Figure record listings

------

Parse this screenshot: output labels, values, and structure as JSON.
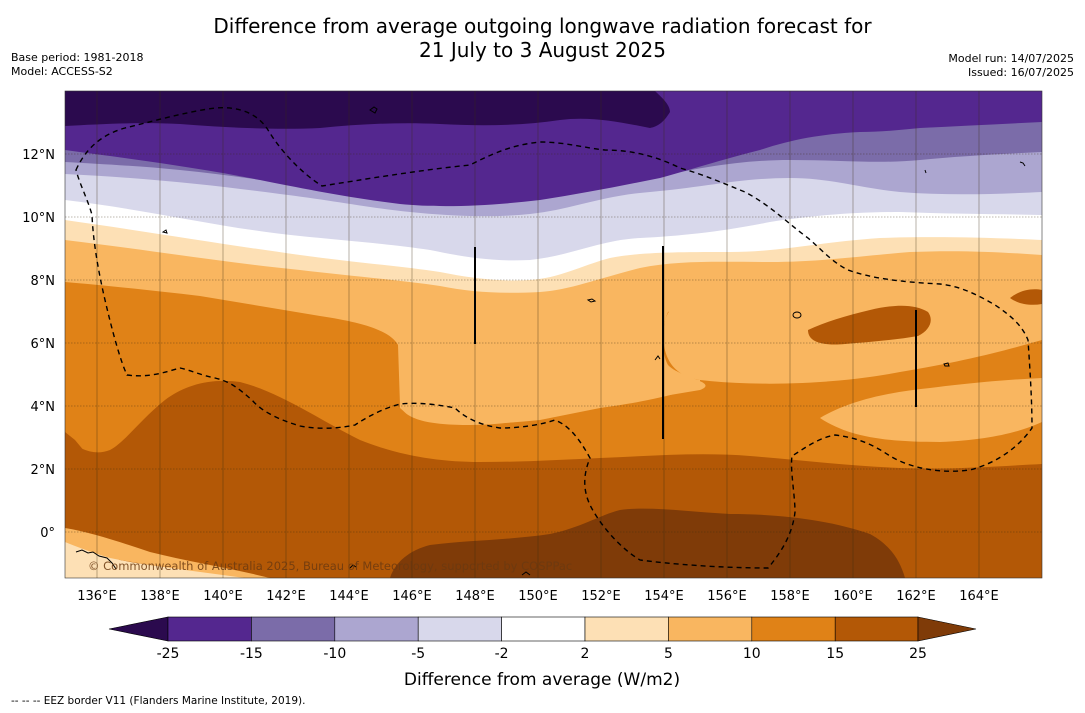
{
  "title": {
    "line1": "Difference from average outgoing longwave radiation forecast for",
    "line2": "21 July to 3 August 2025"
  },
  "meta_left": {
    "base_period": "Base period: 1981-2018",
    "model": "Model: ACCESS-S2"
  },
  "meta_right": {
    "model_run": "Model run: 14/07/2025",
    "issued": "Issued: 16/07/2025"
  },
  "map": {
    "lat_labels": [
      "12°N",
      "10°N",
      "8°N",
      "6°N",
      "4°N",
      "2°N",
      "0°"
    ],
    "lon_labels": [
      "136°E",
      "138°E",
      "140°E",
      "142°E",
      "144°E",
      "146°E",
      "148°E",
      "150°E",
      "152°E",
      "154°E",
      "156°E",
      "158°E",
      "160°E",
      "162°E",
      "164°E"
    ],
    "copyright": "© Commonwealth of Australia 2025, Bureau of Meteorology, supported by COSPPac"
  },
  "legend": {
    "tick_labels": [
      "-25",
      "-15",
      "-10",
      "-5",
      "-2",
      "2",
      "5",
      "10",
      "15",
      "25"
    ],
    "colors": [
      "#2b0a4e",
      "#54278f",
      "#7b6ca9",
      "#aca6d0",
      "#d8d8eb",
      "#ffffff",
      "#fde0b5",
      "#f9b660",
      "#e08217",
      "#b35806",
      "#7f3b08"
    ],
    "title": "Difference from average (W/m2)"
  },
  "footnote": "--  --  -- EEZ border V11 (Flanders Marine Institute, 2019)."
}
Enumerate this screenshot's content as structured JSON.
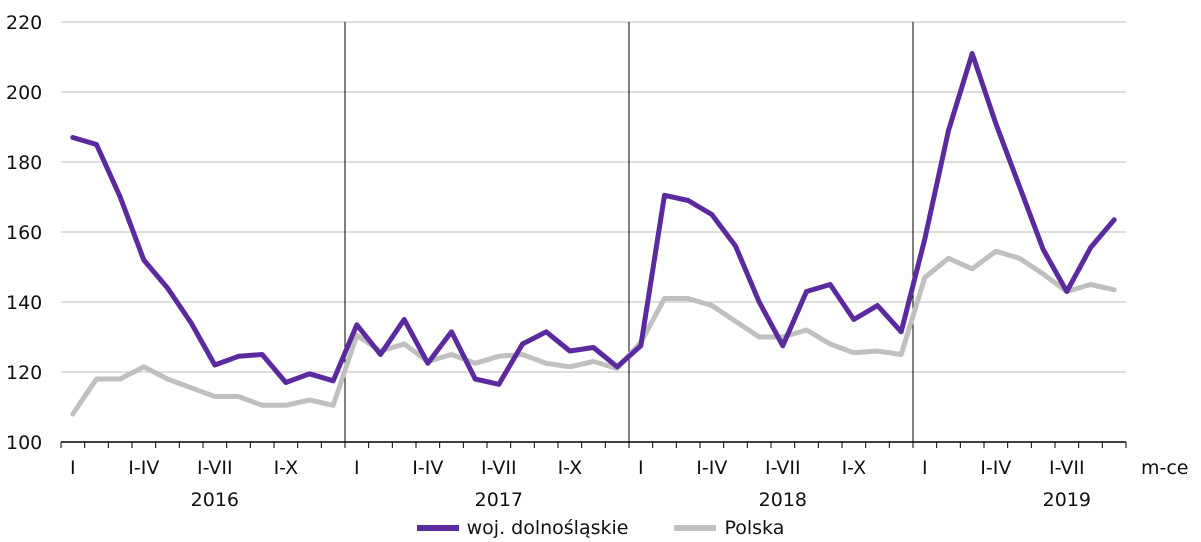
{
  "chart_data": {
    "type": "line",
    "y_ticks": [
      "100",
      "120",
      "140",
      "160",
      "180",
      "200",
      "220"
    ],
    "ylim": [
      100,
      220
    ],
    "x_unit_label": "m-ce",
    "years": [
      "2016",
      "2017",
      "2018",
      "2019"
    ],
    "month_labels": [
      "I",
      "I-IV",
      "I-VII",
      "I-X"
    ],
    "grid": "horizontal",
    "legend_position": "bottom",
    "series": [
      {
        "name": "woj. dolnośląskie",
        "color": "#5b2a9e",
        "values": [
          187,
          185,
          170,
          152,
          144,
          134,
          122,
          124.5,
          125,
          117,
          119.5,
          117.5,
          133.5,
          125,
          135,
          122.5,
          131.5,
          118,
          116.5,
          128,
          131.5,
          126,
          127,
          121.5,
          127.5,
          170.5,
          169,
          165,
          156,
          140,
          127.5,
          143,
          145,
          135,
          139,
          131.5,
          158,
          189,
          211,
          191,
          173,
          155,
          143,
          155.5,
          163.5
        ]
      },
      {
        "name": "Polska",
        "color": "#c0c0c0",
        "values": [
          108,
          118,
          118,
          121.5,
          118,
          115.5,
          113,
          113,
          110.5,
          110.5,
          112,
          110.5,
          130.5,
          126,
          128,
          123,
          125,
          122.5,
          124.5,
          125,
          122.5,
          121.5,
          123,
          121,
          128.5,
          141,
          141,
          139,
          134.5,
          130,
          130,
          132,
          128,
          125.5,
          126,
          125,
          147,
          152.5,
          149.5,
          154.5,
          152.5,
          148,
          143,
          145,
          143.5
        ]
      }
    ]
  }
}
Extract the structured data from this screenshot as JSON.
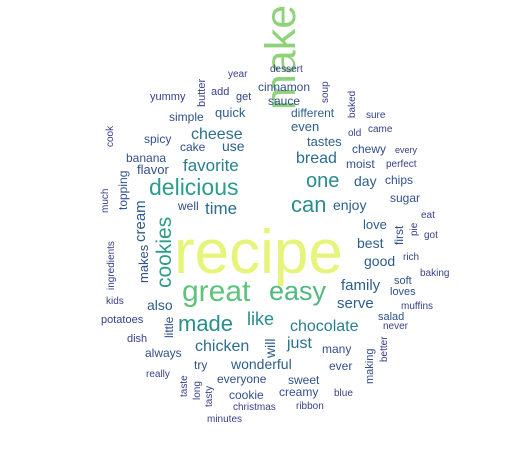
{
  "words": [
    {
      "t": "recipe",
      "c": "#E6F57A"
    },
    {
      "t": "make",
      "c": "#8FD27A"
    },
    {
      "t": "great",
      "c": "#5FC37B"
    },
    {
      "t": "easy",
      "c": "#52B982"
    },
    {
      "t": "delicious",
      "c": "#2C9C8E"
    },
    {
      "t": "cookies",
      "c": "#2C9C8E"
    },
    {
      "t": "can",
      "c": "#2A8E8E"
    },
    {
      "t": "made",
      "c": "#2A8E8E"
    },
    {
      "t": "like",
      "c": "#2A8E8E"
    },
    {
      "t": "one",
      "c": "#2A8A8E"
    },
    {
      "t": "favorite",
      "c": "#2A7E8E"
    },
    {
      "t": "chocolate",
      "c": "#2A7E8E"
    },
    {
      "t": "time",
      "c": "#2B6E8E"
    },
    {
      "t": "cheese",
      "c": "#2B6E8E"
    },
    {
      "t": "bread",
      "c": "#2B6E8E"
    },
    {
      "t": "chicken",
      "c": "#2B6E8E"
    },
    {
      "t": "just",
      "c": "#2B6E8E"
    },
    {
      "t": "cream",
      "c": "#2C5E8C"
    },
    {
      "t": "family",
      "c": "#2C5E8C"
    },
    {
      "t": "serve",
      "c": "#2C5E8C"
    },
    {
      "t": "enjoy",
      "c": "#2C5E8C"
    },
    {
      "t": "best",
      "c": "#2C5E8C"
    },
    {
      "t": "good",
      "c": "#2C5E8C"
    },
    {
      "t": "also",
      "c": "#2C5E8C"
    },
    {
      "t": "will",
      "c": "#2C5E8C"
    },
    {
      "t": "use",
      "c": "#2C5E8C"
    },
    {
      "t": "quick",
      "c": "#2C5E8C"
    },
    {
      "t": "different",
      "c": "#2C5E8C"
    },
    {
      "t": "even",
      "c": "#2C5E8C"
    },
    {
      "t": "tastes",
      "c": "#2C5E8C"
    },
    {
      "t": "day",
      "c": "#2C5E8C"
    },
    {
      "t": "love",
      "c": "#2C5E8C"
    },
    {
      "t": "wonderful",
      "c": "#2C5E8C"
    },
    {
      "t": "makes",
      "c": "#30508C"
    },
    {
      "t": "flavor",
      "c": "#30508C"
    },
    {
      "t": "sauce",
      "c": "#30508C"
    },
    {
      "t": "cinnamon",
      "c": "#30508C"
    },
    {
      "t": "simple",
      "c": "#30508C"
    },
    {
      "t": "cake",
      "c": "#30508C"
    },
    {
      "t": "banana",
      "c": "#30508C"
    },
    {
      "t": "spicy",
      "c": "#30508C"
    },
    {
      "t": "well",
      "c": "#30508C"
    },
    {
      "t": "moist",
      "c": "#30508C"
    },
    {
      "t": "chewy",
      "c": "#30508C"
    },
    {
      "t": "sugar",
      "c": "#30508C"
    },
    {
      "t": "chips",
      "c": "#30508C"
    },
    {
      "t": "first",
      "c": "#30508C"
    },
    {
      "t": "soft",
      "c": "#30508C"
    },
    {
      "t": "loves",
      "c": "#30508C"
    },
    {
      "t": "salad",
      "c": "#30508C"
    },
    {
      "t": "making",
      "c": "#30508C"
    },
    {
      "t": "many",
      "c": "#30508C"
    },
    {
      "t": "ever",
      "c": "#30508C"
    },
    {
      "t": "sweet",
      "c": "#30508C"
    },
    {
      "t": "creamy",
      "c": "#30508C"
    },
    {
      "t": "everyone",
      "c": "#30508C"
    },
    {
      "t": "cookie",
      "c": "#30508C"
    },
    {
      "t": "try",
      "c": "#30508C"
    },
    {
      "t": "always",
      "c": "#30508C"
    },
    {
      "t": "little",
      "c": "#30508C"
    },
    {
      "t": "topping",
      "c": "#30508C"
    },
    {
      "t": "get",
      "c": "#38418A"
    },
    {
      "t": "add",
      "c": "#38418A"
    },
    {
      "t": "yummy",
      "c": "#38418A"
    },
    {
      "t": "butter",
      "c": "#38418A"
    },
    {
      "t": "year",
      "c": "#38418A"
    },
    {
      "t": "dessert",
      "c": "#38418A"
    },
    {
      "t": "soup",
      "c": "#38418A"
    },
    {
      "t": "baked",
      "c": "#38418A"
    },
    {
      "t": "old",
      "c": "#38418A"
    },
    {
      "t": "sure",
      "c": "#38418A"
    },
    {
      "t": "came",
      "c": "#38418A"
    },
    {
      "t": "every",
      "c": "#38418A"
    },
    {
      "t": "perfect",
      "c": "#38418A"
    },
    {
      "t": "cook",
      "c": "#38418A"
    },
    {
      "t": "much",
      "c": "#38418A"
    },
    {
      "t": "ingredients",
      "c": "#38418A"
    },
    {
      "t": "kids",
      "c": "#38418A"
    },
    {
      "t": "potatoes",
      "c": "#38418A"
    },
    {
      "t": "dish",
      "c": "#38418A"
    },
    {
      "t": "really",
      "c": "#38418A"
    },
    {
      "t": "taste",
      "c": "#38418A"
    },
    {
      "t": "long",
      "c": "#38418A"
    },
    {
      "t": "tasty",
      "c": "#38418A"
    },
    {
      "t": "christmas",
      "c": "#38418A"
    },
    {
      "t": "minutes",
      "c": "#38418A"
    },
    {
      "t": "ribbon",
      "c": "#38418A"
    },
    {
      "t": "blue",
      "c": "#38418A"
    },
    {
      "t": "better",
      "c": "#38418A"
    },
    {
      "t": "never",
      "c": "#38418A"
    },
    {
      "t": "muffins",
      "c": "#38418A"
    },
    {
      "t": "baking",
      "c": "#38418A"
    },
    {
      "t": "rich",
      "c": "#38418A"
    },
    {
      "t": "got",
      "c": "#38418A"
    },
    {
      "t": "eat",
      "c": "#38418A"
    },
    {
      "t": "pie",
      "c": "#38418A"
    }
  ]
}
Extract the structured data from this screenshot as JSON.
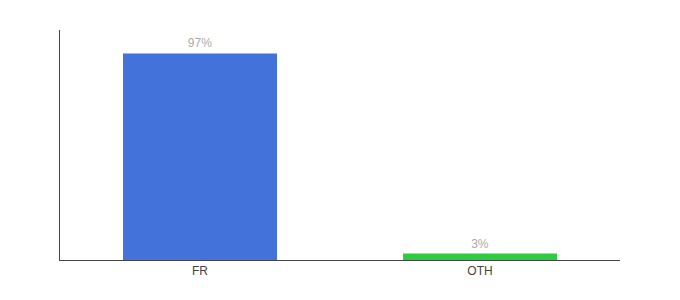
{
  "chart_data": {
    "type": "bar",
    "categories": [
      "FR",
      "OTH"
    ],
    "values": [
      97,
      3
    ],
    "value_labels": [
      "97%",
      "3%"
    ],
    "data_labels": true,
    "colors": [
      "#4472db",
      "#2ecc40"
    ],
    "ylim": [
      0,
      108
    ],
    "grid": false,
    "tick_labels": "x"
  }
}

------

Look through the material and copy each line that has "values".

Parse this screenshot: output labels, values, and structure as JSON.
        "values": [
        "values": [
    "values": [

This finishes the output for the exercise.